# Your task
Tally the lines in the following entries that include the word "其他相关证明"; state only the total.

# Supplied material

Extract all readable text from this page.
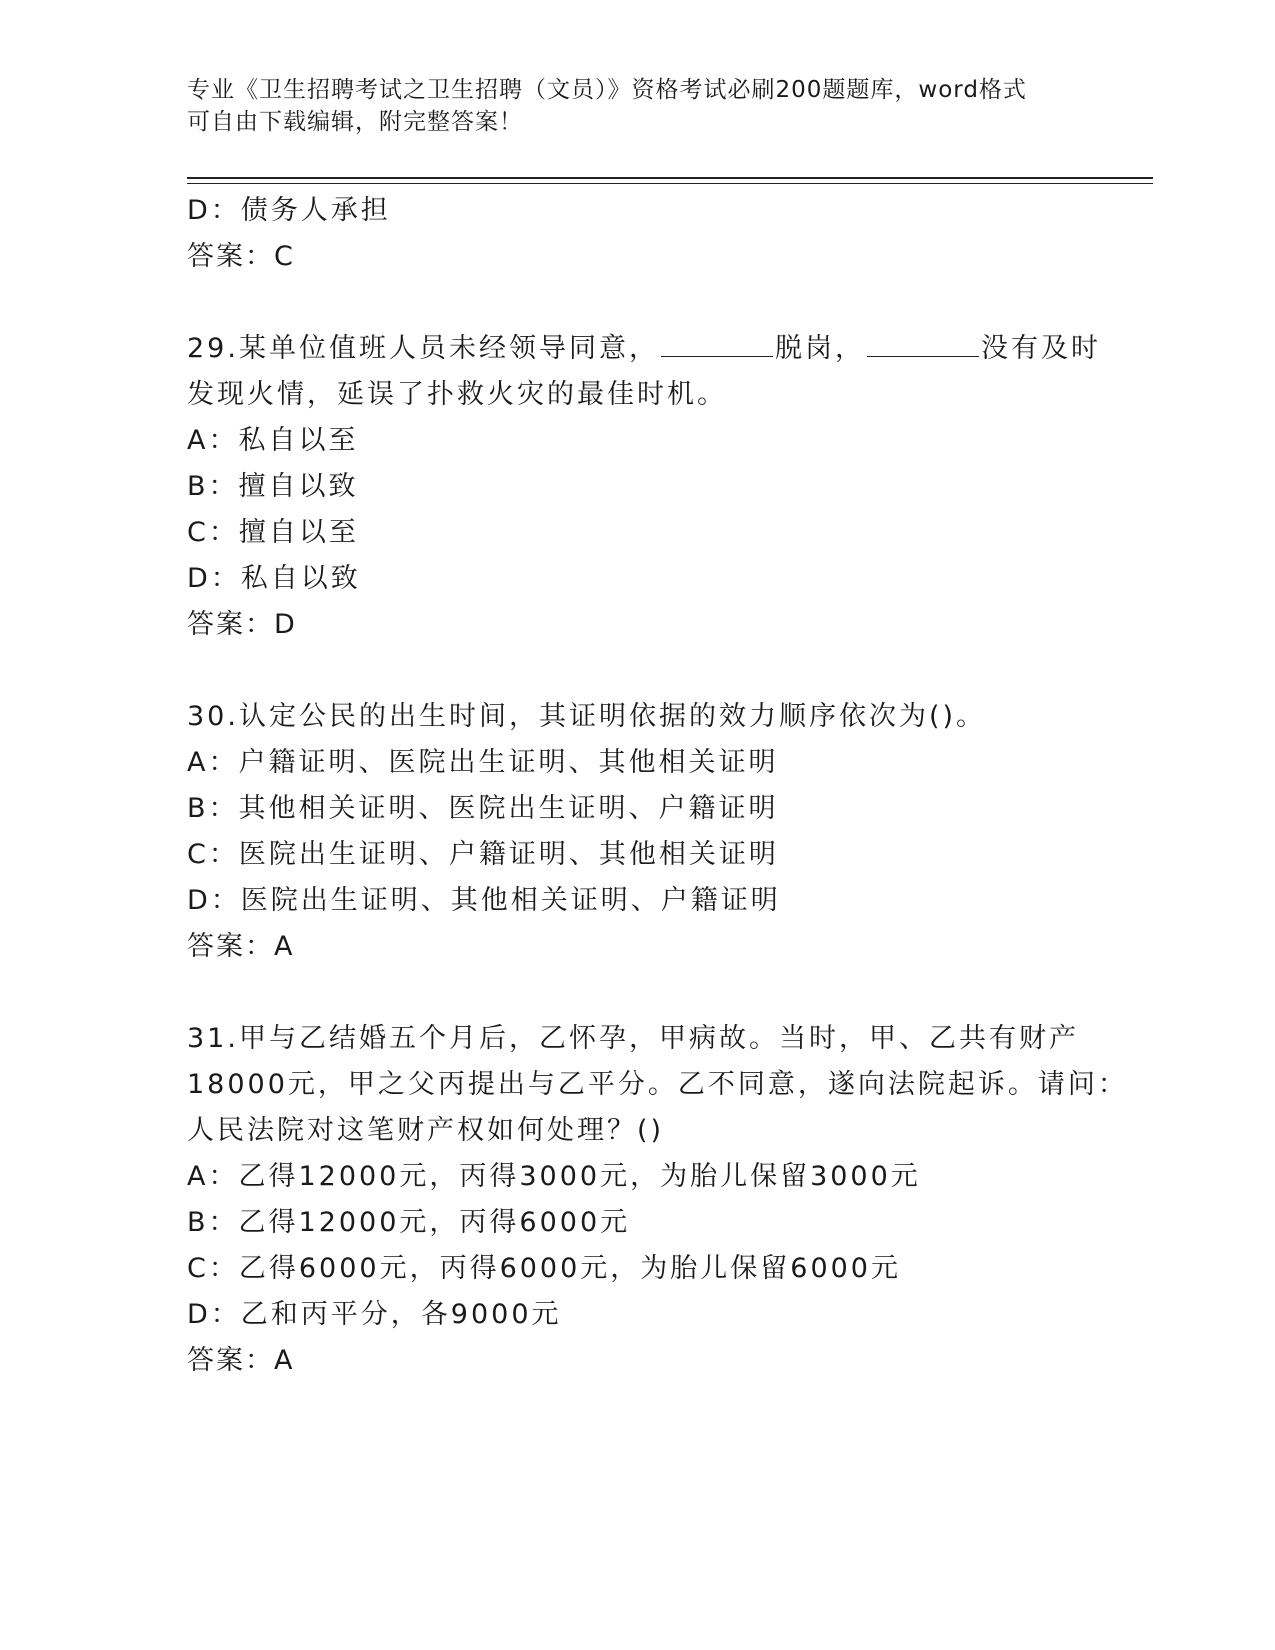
专业《卫生招聘考试之卫生招聘（文员）》资格考试必刷200题题库，word格式
可自由下载编辑，附完整答案！
D：债务人承担
答案：C
29.某单位值班人员未经领导同意，	脱岗，	没有及时
发现火情，延误了扑救火灾的最佳时机。
A：私自以至
B：擅自以致
C：擅自以至
D：私自以致
答案：D
30.认定公民的出生时间，其证明依据的效力顺序依次为()。
A：户籍证明、医院出生证明、其他相关证明
B：其他相关证明、医院出生证明、户籍证明
C：医院出生证明、户籍证明、其他相关证明
D：医院出生证明、其他相关证明、户籍证明
答案：A
31.甲与乙结婚五个月后，乙怀孕，甲病故。当时，甲、乙共有财产
18000元，甲之父丙提出与乙平分。乙不同意，遂向法院起诉。请问：
人民法院对这笔财产权如何处理？()
A：乙得12000元，丙得3000元，为胎儿保留3000元
B：乙得12000元，丙得6000元
C：乙得6000元，丙得6000元，为胎儿保留6000元
D：乙和丙平分，各9000元
答案：A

# Result of this exercise
4